» **What you have to do**: All entries must be extracted exactly, with nothing added or dropped.

[Source data]
-- Begin --
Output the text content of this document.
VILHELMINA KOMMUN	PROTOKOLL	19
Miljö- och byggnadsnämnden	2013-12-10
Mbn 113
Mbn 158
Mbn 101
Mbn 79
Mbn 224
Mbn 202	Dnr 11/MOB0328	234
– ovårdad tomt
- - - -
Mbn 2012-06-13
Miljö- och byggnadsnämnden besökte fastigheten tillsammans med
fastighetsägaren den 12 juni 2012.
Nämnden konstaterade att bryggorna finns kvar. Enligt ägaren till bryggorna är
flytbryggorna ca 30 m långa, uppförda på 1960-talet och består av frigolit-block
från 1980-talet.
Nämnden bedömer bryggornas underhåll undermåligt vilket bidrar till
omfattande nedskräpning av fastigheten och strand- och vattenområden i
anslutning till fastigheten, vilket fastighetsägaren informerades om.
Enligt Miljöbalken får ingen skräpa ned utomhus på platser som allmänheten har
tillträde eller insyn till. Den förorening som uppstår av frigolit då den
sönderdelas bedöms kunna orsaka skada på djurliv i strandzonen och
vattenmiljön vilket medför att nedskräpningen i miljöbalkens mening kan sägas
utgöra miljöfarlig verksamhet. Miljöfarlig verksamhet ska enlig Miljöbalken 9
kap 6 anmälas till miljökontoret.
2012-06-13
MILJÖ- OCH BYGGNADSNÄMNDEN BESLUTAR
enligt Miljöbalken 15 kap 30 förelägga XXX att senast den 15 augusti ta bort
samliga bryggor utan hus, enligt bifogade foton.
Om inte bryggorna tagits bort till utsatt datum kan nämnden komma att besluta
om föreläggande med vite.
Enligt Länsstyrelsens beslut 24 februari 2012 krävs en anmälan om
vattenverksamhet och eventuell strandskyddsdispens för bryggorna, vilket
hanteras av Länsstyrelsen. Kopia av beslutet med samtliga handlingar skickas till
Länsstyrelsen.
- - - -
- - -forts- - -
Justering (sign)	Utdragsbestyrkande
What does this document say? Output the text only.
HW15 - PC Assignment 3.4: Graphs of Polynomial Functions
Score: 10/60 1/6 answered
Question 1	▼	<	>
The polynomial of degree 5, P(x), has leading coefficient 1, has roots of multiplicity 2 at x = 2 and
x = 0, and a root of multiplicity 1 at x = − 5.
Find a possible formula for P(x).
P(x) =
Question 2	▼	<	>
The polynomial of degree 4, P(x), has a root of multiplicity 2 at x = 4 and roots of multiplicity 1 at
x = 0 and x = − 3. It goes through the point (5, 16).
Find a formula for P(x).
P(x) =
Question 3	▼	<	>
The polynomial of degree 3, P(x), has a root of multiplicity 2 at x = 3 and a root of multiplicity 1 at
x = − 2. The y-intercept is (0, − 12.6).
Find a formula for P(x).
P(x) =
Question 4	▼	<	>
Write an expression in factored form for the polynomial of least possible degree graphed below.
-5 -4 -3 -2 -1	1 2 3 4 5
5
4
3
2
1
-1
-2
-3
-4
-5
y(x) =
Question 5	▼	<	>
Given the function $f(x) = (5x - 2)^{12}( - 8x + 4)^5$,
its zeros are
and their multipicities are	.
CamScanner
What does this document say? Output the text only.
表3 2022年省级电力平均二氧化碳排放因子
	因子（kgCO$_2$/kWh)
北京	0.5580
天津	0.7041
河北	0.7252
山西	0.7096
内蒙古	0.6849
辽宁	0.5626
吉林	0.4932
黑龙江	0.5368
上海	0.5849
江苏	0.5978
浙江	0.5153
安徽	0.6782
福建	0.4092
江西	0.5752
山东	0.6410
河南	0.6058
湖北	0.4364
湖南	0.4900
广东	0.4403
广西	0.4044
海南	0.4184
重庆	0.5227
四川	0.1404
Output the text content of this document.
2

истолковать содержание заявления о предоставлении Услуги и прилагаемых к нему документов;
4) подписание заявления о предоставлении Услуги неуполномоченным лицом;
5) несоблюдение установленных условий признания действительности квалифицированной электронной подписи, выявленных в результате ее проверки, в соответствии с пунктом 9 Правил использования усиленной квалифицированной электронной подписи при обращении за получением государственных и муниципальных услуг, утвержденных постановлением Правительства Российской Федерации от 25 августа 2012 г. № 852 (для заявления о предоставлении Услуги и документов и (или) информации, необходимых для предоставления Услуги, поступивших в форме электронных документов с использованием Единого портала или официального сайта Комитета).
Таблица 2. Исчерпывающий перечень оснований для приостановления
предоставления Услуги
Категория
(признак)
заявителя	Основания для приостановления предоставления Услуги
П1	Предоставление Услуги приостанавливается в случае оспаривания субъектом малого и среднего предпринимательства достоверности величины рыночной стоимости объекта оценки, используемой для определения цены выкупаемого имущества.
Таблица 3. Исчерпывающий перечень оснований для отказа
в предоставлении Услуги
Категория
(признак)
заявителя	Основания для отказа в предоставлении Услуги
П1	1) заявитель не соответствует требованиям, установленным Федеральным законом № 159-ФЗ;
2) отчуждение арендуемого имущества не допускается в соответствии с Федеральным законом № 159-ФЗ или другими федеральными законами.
-- End --
» **Exercise output**:
Output the text content of this document.
VILHELMINA KOMMUN	PROTOKOLL	19
Miljö- och byggnadsnämnden	2013-12-10
Mbn 113
Mbn 158
Mbn 101
Mbn 79
Mbn 224
Mbn 202	Dnr 11/MOB0328	234
– ovårdad tomt
- - - -
Mbn 2012-06-13
Miljö- och byggnadsnämnden besökte fastigheten tillsammans med
fastighetsägaren den 12 juni 2012.
Nämnden konstaterade att bryggorna finns kvar. Enligt ägaren till bryggorna är
flytbryggorna ca 30 m långa, uppförda på 1960-talet och består av frigolit-block
från 1980-talet.
Nämnden bedömer bryggornas underhåll undermåligt vilket bidrar till
omfattande nedskräpning av fastigheten och strand- och vattenområden i
anslutning till fastigheten, vilket fastighetsägaren informerades om.
Enligt Miljöbalken får ingen skräpa ned utomhus på platser som allmänheten har
tillträde eller insyn till. Den förorening som uppstår av frigolit då den
sönderdelas bedöms kunna orsaka skada på djurliv i strandzonen och
vattenmiljön vilket medför att nedskräpningen i miljöbalkens mening kan sägas
utgöra miljöfarlig verksamhet. Miljöfarlig verksamhet ska enlig Miljöbalken 9
kap 6 anmälas till miljökontoret.
2012-06-13
MILJÖ- OCH BYGGNADSNÄMNDEN BESLUTAR
enligt Miljöbalken 15 kap 30 förelägga XXX att senast den 15 augusti ta bort
samliga bryggor utan hus, enligt bifogade foton.
Om inte bryggorna tagits bort till utsatt datum kan nämnden komma att besluta
om föreläggande med vite.
Enligt Länsstyrelsens beslut 24 februari 2012 krävs en anmälan om
vattenverksamhet och eventuell strandskyddsdispens för bryggorna, vilket
hanteras av Länsstyrelsen. Kopia av beslutet med samtliga handlingar skickas till
Länsstyrelsen.
- - - -
- - -forts- - -
Justering (sign)	Utdragsbestyrkande
What does this document say? Output the text only.
HW15 - PC Assignment 3.4: Graphs of Polynomial Functions
Score: 10/60 1/6 answered
Question 1	▼	<	>
The polynomial of degree 5, P(x), has leading coefficient 1, has roots of multiplicity 2 at x = 2 and
x = 0, and a root of multiplicity 1 at x = − 5.
Find a possible formula for P(x).
P(x) =
Question 2	▼	<	>
The polynomial of degree 4, P(x), has a root of multiplicity 2 at x = 4 and roots of multiplicity 1 at
x = 0 and x = − 3. It goes through the point (5, 16).
Find a formula for P(x).
P(x) =
Question 3	▼	<	>
The polynomial of degree 3, P(x), has a root of multiplicity 2 at x = 3 and a root of multiplicity 1 at
x = − 2. The y-intercept is (0, − 12.6).
Find a formula for P(x).
P(x) =
Question 4	▼	<	>
Write an expression in factored form for the polynomial of least possible degree graphed below.
-5 -4 -3 -2 -1	1 2 3 4 5
5
4
3
2
1
-1
-2
-3
-4
-5
y(x) =
Question 5	▼	<	>
Given the function $f(x) = (5x - 2)^{12}( - 8x + 4)^5$,
its zeros are
and their multipicities are	.
CamScanner
What does this document say? Output the text only.
表3 2022年省级电力平均二氧化碳排放因子
	因子（kgCO$_2$/kWh)
北京	0.5580
天津	0.7041
河北	0.7252
山西	0.7096
内蒙古	0.6849
辽宁	0.5626
吉林	0.4932
黑龙江	0.5368
上海	0.5849
江苏	0.5978
浙江	0.5153
安徽	0.6782
福建	0.4092
江西	0.5752
山东	0.6410
河南	0.6058
湖北	0.4364
湖南	0.4900
广东	0.4403
广西	0.4044
海南	0.4184
重庆	0.5227
四川	0.1404
Output the text content of this document.
2

истолковать содержание заявления о предоставлении Услуги и прилагаемых к нему документов;
4) подписание заявления о предоставлении Услуги неуполномоченным лицом;
5) несоблюдение установленных условий признания действительности квалифицированной электронной подписи, выявленных в результате ее проверки, в соответствии с пунктом 9 Правил использования усиленной квалифицированной электронной подписи при обращении за получением государственных и муниципальных услуг, утвержденных постановлением Правительства Российской Федерации от 25 августа 2012 г. № 852 (для заявления о предоставлении Услуги и документов и (или) информации, необходимых для предоставления Услуги, поступивших в форме электронных документов с использованием Единого портала или официального сайта Комитета).
Таблица 2. Исчерпывающий перечень оснований для приостановления
предоставления Услуги
Категория
(признак)
заявителя	Основания для приостановления предоставления Услуги
П1	Предоставление Услуги приостанавливается в случае оспаривания субъектом малого и среднего предпринимательства достоверности величины рыночной стоимости объекта оценки, используемой для определения цены выкупаемого имущества.
Таблица 3. Исчерпывающий перечень оснований для отказа
в предоставлении Услуги
Категория
(признак)
заявителя	Основания для отказа в предоставлении Услуги
П1	1) заявитель не соответствует требованиям, установленным Федеральным законом № 159-ФЗ;
2) отчуждение арендуемого имущества не допускается в соответствии с Федеральным законом № 159-ФЗ или другими федеральными законами.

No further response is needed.